## AIM
All of the lines below are to be printed again exactly; images are excluded from the output.

[Entries from a visual dataset]
________________________________________
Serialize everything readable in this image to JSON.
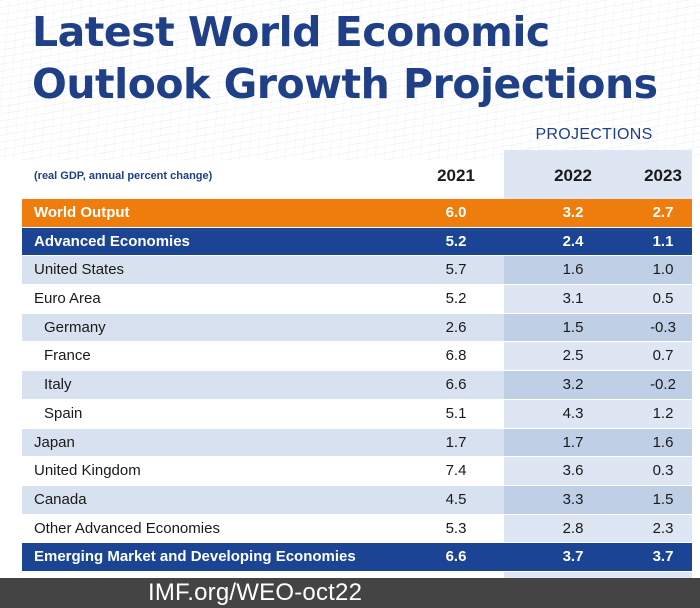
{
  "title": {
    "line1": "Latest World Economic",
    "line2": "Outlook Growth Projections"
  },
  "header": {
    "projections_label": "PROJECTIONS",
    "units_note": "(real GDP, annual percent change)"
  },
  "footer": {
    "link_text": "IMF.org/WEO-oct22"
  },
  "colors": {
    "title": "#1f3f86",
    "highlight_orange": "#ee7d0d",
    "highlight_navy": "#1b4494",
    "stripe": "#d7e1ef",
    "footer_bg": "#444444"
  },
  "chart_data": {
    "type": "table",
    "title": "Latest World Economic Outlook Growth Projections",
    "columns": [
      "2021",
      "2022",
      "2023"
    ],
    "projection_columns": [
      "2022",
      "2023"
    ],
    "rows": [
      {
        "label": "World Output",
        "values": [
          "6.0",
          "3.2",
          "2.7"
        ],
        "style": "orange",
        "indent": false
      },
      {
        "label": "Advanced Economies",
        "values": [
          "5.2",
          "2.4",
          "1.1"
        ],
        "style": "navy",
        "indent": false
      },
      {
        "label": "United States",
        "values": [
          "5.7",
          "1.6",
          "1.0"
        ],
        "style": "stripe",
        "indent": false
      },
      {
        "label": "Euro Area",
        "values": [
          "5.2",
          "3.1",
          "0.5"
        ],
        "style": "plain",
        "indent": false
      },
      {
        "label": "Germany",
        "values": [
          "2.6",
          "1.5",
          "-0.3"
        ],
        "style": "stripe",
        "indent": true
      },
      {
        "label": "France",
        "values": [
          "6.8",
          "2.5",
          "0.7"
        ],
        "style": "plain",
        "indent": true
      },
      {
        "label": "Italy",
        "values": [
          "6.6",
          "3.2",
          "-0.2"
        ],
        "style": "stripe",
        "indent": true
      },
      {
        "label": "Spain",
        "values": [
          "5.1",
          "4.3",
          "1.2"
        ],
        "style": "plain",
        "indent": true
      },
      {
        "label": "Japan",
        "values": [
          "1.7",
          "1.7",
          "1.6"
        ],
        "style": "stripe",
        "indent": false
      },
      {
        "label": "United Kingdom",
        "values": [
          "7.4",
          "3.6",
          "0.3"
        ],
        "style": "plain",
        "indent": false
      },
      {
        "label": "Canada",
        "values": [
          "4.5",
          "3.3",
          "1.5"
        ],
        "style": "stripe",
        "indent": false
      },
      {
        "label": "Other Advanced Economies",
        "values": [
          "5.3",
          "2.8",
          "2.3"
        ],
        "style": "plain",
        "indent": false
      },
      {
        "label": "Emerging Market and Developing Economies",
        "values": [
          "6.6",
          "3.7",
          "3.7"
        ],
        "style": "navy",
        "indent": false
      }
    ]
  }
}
________________________________________
## WRITTEN RESPONSE
Serialize everything readable in this image to JSON.
{
  "title": {
    "line1": "Latest World Economic",
    "line2": "Outlook Growth Projections"
  },
  "header": {
    "projections_label": "PROJECTIONS",
    "units_note": "(real GDP, annual percent change)"
  },
  "footer": {
    "link_text": "IMF.org/WEO-oct22"
  },
  "colors": {
    "title": "#1f3f86",
    "highlight_orange": "#ee7d0d",
    "highlight_navy": "#1b4494",
    "stripe": "#d7e1ef",
    "footer_bg": "#444444"
  },
  "chart_data": {
    "type": "table",
    "title": "Latest World Economic Outlook Growth Projections",
    "columns": [
      "2021",
      "2022",
      "2023"
    ],
    "projection_columns": [
      "2022",
      "2023"
    ],
    "rows": [
      {
        "label": "World Output",
        "values": [
          "6.0",
          "3.2",
          "2.7"
        ],
        "style": "orange",
        "indent": false
      },
      {
        "label": "Advanced Economies",
        "values": [
          "5.2",
          "2.4",
          "1.1"
        ],
        "style": "navy",
        "indent": false
      },
      {
        "label": "United States",
        "values": [
          "5.7",
          "1.6",
          "1.0"
        ],
        "style": "stripe",
        "indent": false
      },
      {
        "label": "Euro Area",
        "values": [
          "5.2",
          "3.1",
          "0.5"
        ],
        "style": "plain",
        "indent": false
      },
      {
        "label": "Germany",
        "values": [
          "2.6",
          "1.5",
          "-0.3"
        ],
        "style": "stripe",
        "indent": true
      },
      {
        "label": "France",
        "values": [
          "6.8",
          "2.5",
          "0.7"
        ],
        "style": "plain",
        "indent": true
      },
      {
        "label": "Italy",
        "values": [
          "6.6",
          "3.2",
          "-0.2"
        ],
        "style": "stripe",
        "indent": true
      },
      {
        "label": "Spain",
        "values": [
          "5.1",
          "4.3",
          "1.2"
        ],
        "style": "plain",
        "indent": true
      },
      {
        "label": "Japan",
        "values": [
          "1.7",
          "1.7",
          "1.6"
        ],
        "style": "stripe",
        "indent": false
      },
      {
        "label": "United Kingdom",
        "values": [
          "7.4",
          "3.6",
          "0.3"
        ],
        "style": "plain",
        "indent": false
      },
      {
        "label": "Canada",
        "values": [
          "4.5",
          "3.3",
          "1.5"
        ],
        "style": "stripe",
        "indent": false
      },
      {
        "label": "Other Advanced Economies",
        "values": [
          "5.3",
          "2.8",
          "2.3"
        ],
        "style": "plain",
        "indent": false
      },
      {
        "label": "Emerging Market and Developing Economies",
        "values": [
          "6.6",
          "3.7",
          "3.7"
        ],
        "style": "navy",
        "indent": false
      }
    ]
  }
}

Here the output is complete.